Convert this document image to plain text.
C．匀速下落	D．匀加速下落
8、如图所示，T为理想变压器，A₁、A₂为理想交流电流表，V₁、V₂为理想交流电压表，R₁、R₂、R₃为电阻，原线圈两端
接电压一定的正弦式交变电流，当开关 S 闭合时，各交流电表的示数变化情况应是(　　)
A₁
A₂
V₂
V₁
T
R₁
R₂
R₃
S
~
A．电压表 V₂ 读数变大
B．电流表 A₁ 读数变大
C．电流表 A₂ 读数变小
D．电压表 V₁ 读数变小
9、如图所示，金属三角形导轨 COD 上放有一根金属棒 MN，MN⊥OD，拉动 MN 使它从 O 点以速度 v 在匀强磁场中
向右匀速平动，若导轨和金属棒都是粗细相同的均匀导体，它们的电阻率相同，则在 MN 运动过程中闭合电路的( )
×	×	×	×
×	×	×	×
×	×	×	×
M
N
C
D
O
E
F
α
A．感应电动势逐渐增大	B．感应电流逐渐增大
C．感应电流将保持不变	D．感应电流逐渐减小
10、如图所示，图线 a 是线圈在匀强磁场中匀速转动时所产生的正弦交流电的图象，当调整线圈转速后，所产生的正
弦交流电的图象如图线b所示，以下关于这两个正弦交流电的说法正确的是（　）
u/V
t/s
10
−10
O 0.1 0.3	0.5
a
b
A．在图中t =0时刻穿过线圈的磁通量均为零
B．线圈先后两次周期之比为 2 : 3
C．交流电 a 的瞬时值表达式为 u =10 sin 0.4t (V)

# # # # # # #

Extract every entry above as it appears.

Convert this document image to plain text.
C．匀速下落	D．匀加速下落
8、如图所示，T为理想变压器，A₁、A₂为理想交流电流表，V₁、V₂为理想交流电压表，R₁、R₂、R₃为电阻，原线圈两端
接电压一定的正弦式交变电流，当开关 S 闭合时，各交流电表的示数变化情况应是(　　)
A₁
A₂
V₂
V₁
T
R₁
R₂
R₃
S
~
A．电压表 V₂ 读数变大
B．电流表 A₁ 读数变大
C．电流表 A₂ 读数变小
D．电压表 V₁ 读数变小
9、如图所示，金属三角形导轨 COD 上放有一根金属棒 MN，MN⊥OD，拉动 MN 使它从 O 点以速度 v 在匀强磁场中
向右匀速平动，若导轨和金属棒都是粗细相同的均匀导体，它们的电阻率相同，则在 MN 运动过程中闭合电路的( )
×	×	×	×
×	×	×	×
×	×	×	×
M
N
C
D
O
E
F
α
A．感应电动势逐渐增大	B．感应电流逐渐增大
C．感应电流将保持不变	D．感应电流逐渐减小
10、如图所示，图线 a 是线圈在匀强磁场中匀速转动时所产生的正弦交流电的图象，当调整线圈转速后，所产生的正
弦交流电的图象如图线b所示，以下关于这两个正弦交流电的说法正确的是（　）
u/V
t/s
10
−10
O 0.1 0.3	0.5
a
b
A．在图中t =0时刻穿过线圈的磁通量均为零
B．线圈先后两次周期之比为 2 : 3
C．交流电 a 的瞬时值表达式为 u =10 sin 0.4t (V)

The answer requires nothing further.